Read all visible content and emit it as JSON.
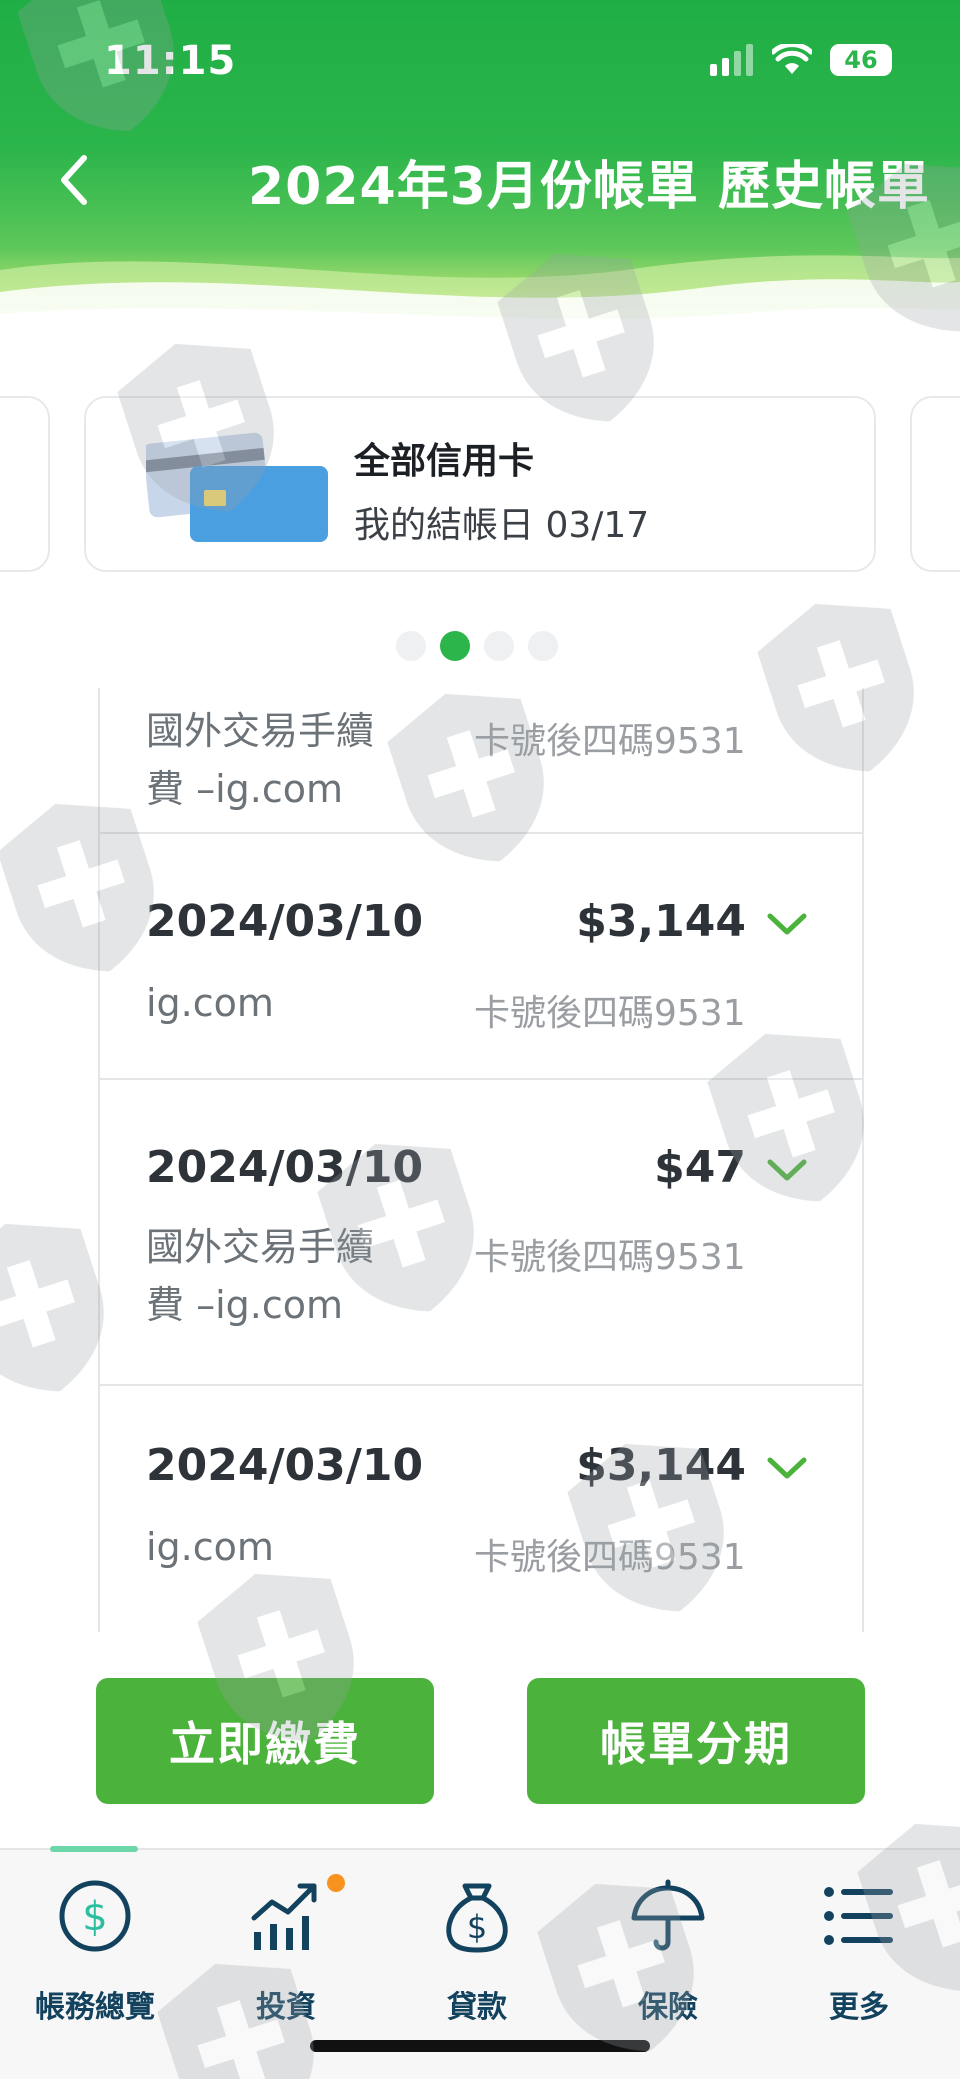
{
  "status_bar": {
    "time": "11:15",
    "battery": "46"
  },
  "header": {
    "title": "2024年3月份帳單 歷史帳單"
  },
  "card_selector": {
    "title": "全部信用卡",
    "closing_day": "我的結帳日 03/17",
    "page_count": 4,
    "active_page": 2
  },
  "transactions": [
    {
      "date": "",
      "amount": "",
      "merchant_line1": "國外交易手續",
      "merchant_line2": "費 –ig.com",
      "card": "卡號後四碼9531"
    },
    {
      "date": "2024/03/10",
      "amount": "$3,144",
      "merchant_line1": "ig.com",
      "merchant_line2": "",
      "card": "卡號後四碼9531"
    },
    {
      "date": "2024/03/10",
      "amount": "$47",
      "merchant_line1": "國外交易手續",
      "merchant_line2": "費 –ig.com",
      "card": "卡號後四碼9531"
    },
    {
      "date": "2024/03/10",
      "amount": "$3,144",
      "merchant_line1": "ig.com",
      "merchant_line2": "",
      "card": "卡號後四碼9531"
    }
  ],
  "actions": {
    "pay_now": "立即繳費",
    "installment": "帳單分期"
  },
  "tabs": [
    {
      "label": "帳務總覽",
      "icon": "dollar-circle-icon",
      "active": true
    },
    {
      "label": "投資",
      "icon": "investment-chart-icon",
      "badge": true
    },
    {
      "label": "貸款",
      "icon": "money-bag-icon"
    },
    {
      "label": "保險",
      "icon": "umbrella-icon"
    },
    {
      "label": "更多",
      "icon": "menu-list-icon"
    }
  ],
  "colors": {
    "brand_green": "#2bb54b",
    "button_green": "#4bb23b",
    "tab_text": "#13425e",
    "badge_orange": "#f7931e"
  }
}
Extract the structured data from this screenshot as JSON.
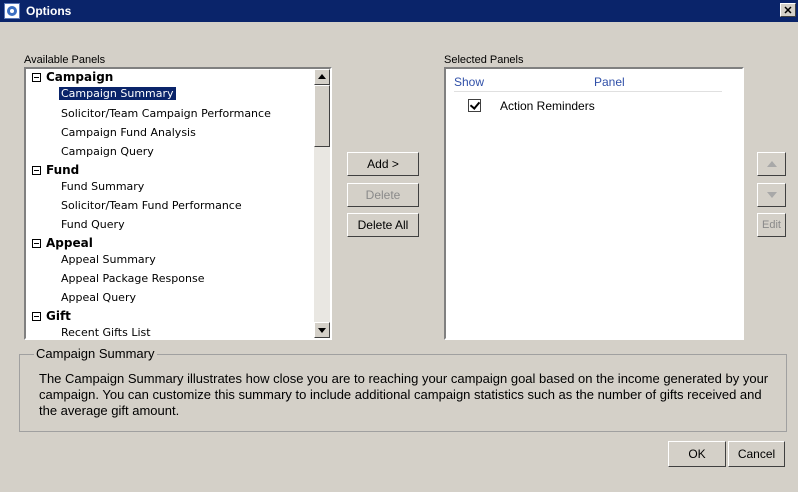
{
  "window": {
    "title": "Options",
    "close_glyph": "✕"
  },
  "available": {
    "label": "Available Panels",
    "tree": [
      {
        "category": "Campaign",
        "items": [
          "Campaign Summary",
          "Solicitor/Team Campaign Performance",
          "Campaign Fund Analysis",
          "Campaign Query"
        ]
      },
      {
        "category": "Fund",
        "items": [
          "Fund Summary",
          "Solicitor/Team Fund Performance",
          "Fund Query"
        ]
      },
      {
        "category": "Appeal",
        "items": [
          "Appeal Summary",
          "Appeal Package Response",
          "Appeal Query"
        ]
      },
      {
        "category": "Gift",
        "items": [
          "Recent Gifts List"
        ]
      }
    ],
    "selected_item": "Campaign Summary"
  },
  "buttons": {
    "add": "Add >",
    "delete": "Delete",
    "delete_all": "Delete All",
    "edit": "Edit",
    "ok": "OK",
    "cancel": "Cancel"
  },
  "selected": {
    "label": "Selected Panels",
    "columns": {
      "show": "Show",
      "panel": "Panel"
    },
    "rows": [
      {
        "checked": true,
        "name": "Action Reminders"
      }
    ]
  },
  "description": {
    "title": "Campaign Summary",
    "text": "The Campaign Summary illustrates how close you are to reaching your campaign goal based on the income generated by your campaign. You can customize this summary to include additional campaign statistics such as the number of gifts received and the average gift amount."
  },
  "icons": {
    "title_icon": "app-globe-icon",
    "collapse": "minus-box-icon",
    "move_up": "move-up-icon",
    "move_down": "move-down-icon",
    "scroll_up": "scroll-up-arrow-icon",
    "scroll_down": "scroll-down-arrow-icon",
    "checkbox": "checkbox-checked-icon"
  },
  "colors": {
    "titlebar": "#0a246a",
    "dialog_bg": "#d4d0c8",
    "selection": "#0a246a",
    "header_text": "#3050a8",
    "disabled_text": "#8a8a8a"
  }
}
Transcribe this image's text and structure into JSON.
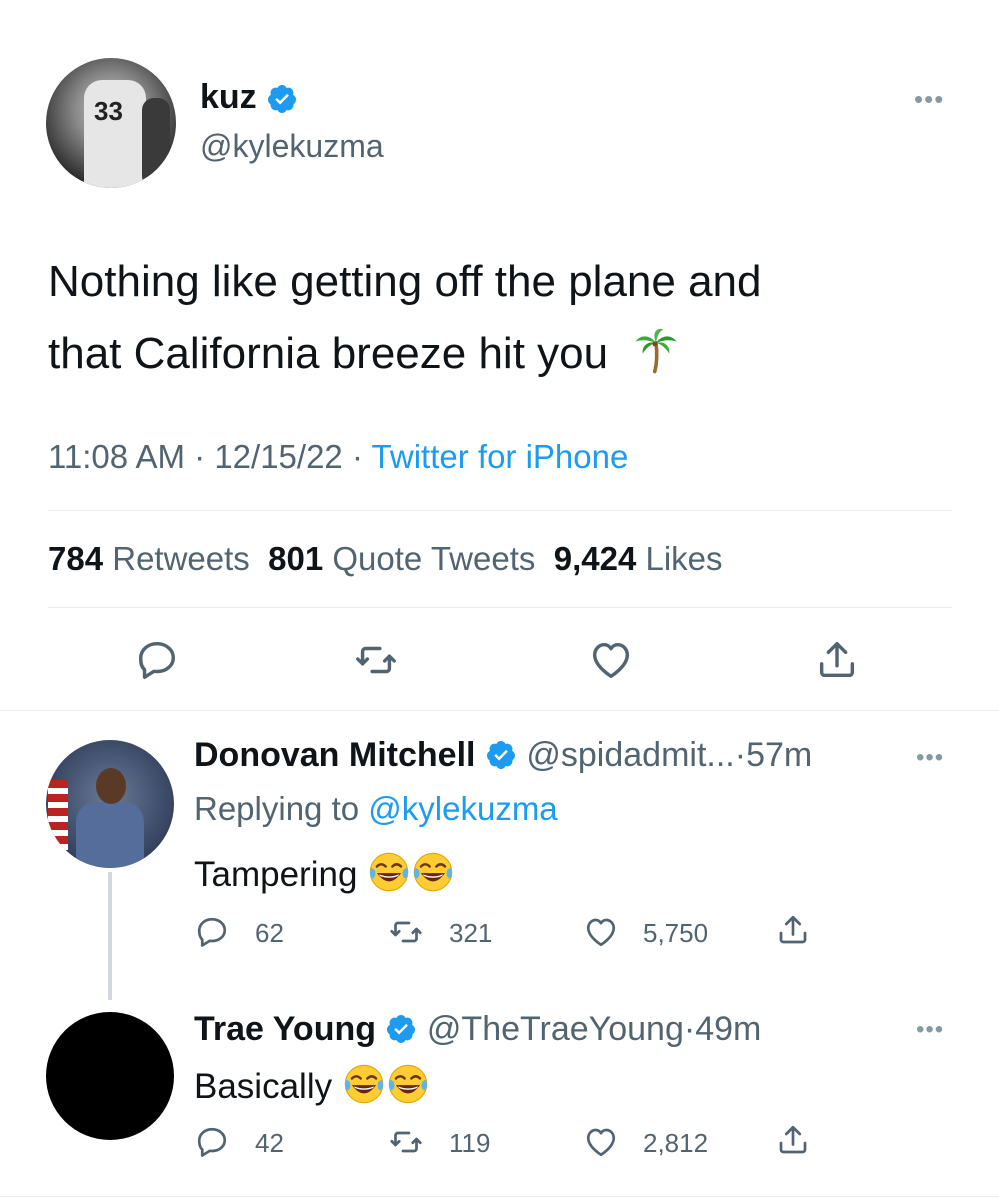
{
  "main_tweet": {
    "name": "kuz",
    "handle": "@kylekuzma",
    "avatar_jersey_number": "33",
    "text_line1": "Nothing like getting off the plane and",
    "text_line2": "that California breeze hit you",
    "time": "11:08 AM",
    "date": "12/15/22",
    "source": "Twitter for iPhone",
    "separator": "·",
    "retweets_count": "784",
    "retweets_label": "Retweets",
    "quotes_count": "801",
    "quotes_label": "Quote Tweets",
    "likes_count": "9,424",
    "likes_label": "Likes",
    "more": "•••"
  },
  "replies": [
    {
      "name": "Donovan Mitchell",
      "handle": "@spidadmit...",
      "time": "57m",
      "separator": "·",
      "replying_prefix": "Replying to",
      "replying_to": "@kylekuzma",
      "text": "Tampering",
      "reply_count": "62",
      "retweet_count": "321",
      "like_count": "5,750",
      "more": "•••"
    },
    {
      "name": "Trae Young",
      "handle": "@TheTraeYoung",
      "time": "49m",
      "separator": "·",
      "text": "Basically",
      "reply_count": "42",
      "retweet_count": "119",
      "like_count": "2,812",
      "more": "•••"
    }
  ],
  "icons": {
    "verified": "verified-badge-icon",
    "palm": "palm-tree-emoji",
    "laugh": "tears-of-joy-emoji",
    "reply": "reply-icon",
    "retweet": "retweet-icon",
    "like": "heart-icon",
    "share": "share-icon"
  },
  "colors": {
    "link": "#1d9bf0",
    "muted": "#536471",
    "text": "#0f1419",
    "divider": "#e6ecf0"
  }
}
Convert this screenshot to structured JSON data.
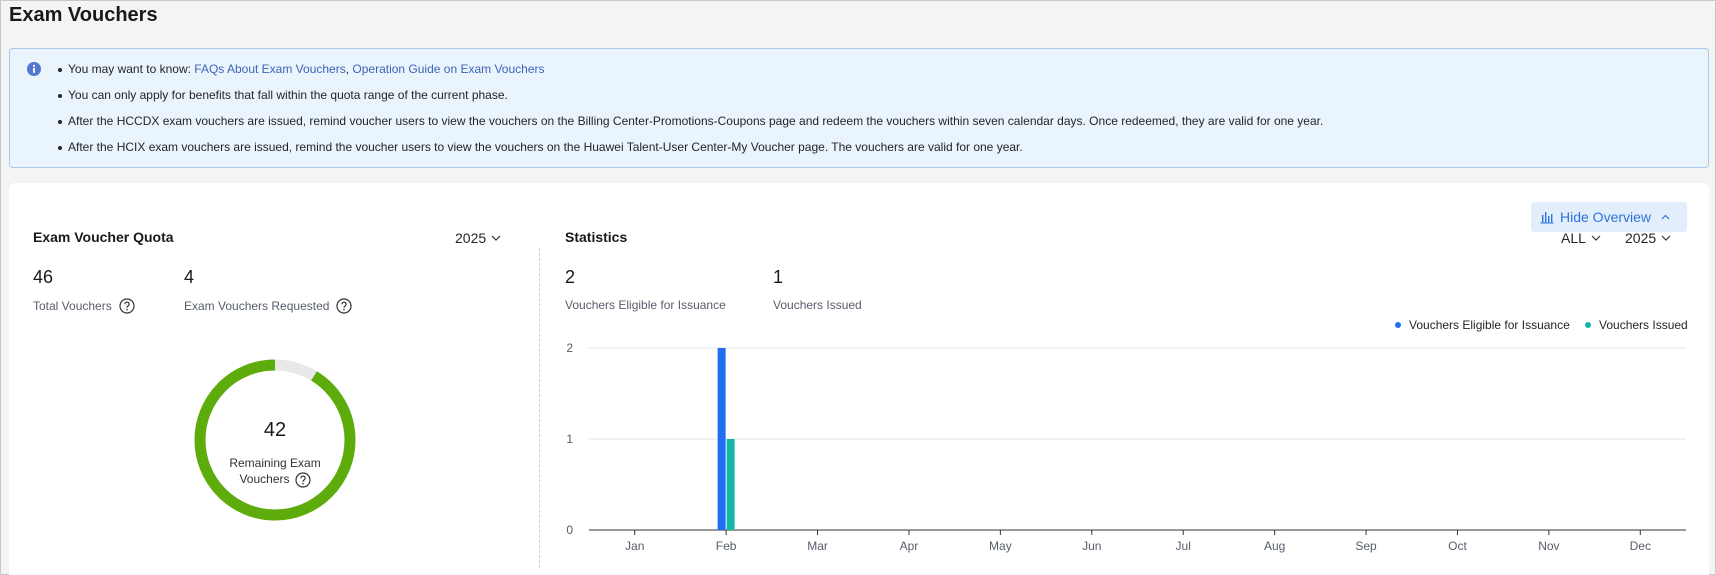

### Written exercise
Scan the records for the string "Solicitor". Copy each line in which it appears.

### Response below
          "Solicitor/Team Campaign Performance",
          "Solicitor/Team Fund Performance",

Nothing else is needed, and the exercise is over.